**Exercise instructions**
Give every line from the entries that contains "choice".

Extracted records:
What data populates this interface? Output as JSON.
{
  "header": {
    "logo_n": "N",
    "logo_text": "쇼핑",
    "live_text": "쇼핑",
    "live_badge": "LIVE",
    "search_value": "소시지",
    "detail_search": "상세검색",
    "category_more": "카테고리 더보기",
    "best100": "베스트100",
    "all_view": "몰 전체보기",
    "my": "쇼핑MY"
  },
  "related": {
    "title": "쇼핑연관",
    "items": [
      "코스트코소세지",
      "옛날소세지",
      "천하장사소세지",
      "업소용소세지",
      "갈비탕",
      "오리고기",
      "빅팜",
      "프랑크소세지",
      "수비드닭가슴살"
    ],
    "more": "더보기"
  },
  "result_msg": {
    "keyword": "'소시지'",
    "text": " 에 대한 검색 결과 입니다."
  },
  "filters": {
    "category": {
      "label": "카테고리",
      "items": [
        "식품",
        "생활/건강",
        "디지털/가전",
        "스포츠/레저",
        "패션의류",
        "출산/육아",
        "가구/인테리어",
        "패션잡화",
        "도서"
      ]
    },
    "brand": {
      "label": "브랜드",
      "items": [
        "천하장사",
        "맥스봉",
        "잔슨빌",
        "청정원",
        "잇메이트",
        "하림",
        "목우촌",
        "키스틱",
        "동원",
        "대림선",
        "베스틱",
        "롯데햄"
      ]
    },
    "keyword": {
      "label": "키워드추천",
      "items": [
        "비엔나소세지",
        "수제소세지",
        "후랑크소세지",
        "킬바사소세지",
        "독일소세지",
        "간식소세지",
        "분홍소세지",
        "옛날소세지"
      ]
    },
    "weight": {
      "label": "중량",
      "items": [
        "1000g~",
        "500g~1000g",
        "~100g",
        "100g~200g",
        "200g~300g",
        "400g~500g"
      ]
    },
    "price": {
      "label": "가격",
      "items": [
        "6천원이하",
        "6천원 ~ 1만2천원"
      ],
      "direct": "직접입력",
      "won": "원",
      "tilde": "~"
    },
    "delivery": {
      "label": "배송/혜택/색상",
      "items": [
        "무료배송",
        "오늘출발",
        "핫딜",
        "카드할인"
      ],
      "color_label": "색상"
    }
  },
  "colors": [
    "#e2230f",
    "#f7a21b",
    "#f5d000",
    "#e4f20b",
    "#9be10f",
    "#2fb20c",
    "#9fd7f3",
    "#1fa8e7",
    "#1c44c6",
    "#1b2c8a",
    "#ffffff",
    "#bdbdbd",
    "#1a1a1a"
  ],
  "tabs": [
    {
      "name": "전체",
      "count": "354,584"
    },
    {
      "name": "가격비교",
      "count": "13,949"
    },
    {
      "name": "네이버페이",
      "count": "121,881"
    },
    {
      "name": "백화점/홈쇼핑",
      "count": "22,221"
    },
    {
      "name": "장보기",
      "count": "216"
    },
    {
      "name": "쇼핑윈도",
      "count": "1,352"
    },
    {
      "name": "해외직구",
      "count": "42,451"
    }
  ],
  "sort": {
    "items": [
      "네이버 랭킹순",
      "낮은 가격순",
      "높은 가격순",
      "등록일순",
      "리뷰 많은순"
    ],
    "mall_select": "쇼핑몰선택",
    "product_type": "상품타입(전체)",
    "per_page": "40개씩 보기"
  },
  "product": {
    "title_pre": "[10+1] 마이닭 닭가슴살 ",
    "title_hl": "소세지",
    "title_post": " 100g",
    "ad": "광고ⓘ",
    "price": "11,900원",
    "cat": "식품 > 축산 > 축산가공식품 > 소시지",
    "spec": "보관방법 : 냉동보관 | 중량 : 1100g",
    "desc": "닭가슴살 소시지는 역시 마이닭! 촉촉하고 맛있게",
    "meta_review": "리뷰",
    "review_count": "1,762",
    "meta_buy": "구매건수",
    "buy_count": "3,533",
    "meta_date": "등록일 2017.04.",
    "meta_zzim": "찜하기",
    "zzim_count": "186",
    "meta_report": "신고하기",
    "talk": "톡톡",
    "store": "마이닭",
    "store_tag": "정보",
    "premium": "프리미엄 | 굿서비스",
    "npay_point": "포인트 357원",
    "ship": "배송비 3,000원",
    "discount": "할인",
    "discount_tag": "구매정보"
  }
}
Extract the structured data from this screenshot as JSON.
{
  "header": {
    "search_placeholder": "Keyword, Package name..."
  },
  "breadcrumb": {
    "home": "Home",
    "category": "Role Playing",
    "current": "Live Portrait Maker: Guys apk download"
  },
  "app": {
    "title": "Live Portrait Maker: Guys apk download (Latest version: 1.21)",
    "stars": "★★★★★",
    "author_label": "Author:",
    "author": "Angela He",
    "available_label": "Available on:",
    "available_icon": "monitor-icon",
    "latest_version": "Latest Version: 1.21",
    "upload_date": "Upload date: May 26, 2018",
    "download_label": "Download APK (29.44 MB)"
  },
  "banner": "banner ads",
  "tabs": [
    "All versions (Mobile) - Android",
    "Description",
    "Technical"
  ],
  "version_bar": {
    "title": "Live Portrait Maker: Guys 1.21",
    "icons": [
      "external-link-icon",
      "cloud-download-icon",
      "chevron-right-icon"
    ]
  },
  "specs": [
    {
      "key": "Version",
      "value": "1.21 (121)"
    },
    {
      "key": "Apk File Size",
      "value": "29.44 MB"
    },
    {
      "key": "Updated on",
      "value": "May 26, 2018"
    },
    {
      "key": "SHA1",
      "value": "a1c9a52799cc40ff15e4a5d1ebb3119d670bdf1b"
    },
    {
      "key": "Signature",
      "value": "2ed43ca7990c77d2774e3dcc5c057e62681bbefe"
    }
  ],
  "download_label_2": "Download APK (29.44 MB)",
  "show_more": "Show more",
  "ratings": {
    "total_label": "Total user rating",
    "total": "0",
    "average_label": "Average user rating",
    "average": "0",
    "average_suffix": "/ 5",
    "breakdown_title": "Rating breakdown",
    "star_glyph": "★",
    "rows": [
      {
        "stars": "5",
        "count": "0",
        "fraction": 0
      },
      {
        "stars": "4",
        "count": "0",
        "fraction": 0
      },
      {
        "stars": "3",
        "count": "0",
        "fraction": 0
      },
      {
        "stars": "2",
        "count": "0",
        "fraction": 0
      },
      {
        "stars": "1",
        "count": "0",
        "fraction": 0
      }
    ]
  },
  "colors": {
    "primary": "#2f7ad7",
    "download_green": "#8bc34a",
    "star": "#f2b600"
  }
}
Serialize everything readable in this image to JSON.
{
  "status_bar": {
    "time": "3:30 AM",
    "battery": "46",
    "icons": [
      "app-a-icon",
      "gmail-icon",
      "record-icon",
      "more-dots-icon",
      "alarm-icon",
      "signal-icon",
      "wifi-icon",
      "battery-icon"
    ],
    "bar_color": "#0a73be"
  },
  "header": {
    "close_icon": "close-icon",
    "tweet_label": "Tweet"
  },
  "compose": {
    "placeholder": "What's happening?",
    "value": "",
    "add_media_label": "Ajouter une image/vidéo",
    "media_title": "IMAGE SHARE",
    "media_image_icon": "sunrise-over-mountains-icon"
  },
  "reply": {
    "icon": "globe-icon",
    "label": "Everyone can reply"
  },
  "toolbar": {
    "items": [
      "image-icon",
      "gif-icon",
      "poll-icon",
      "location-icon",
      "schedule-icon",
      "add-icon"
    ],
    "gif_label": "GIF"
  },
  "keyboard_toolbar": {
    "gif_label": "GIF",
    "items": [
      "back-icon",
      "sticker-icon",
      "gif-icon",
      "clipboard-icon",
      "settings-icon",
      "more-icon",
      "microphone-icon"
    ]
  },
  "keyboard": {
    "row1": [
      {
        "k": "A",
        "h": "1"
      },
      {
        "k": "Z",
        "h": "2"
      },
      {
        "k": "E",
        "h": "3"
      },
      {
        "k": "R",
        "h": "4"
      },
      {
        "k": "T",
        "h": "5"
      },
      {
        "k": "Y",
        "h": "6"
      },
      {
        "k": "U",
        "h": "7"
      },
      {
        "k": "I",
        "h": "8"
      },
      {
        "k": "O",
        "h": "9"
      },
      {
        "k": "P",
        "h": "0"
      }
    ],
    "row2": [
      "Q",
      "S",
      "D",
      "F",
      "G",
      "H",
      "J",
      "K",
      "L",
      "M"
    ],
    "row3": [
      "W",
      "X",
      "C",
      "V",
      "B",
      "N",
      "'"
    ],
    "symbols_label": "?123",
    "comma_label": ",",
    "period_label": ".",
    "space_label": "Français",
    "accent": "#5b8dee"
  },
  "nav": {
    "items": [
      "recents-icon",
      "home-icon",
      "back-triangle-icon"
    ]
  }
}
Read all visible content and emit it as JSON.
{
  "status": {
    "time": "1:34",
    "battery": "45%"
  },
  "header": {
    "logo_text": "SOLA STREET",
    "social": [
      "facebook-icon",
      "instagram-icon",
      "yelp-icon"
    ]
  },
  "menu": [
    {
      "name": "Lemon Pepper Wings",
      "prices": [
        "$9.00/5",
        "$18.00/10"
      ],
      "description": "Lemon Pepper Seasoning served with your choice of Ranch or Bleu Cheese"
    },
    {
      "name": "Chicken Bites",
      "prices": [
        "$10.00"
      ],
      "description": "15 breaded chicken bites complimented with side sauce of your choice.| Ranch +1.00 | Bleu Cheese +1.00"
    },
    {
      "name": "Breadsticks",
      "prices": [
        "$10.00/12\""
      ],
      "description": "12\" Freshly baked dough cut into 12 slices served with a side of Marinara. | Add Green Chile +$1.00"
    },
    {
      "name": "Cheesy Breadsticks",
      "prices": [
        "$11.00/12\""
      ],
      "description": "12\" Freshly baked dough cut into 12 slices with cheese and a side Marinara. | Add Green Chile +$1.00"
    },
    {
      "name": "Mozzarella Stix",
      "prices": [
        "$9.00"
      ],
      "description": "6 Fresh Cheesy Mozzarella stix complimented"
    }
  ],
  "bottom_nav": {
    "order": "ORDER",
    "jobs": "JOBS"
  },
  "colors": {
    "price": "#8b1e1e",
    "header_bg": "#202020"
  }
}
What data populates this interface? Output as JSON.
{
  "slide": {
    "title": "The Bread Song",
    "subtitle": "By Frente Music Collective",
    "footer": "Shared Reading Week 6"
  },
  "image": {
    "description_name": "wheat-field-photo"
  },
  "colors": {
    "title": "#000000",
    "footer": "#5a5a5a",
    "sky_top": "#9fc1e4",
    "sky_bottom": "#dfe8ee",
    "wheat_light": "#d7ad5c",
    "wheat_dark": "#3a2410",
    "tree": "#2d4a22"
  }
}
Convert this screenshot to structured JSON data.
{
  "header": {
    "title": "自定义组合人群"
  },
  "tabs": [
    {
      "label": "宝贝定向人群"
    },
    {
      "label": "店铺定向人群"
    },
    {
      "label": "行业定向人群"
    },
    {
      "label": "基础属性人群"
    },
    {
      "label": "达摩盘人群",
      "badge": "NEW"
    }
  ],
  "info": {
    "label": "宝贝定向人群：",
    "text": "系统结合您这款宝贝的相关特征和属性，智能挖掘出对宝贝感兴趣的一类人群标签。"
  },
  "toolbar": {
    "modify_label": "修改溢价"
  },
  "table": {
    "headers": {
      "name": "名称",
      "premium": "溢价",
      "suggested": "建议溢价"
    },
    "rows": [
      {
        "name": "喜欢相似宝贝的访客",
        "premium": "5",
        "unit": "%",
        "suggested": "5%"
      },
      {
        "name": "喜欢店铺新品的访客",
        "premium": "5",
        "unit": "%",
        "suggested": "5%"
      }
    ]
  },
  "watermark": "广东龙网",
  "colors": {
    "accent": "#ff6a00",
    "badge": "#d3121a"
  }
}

**Solution to the problem**
      "description": "Lemon Pepper Seasoning served with your choice of Ranch or Bleu Cheese"
      "description": "15 breaded chicken bites complimented with side sauce of your choice.| Ranch +1.00 | Bleu Cheese +1.00"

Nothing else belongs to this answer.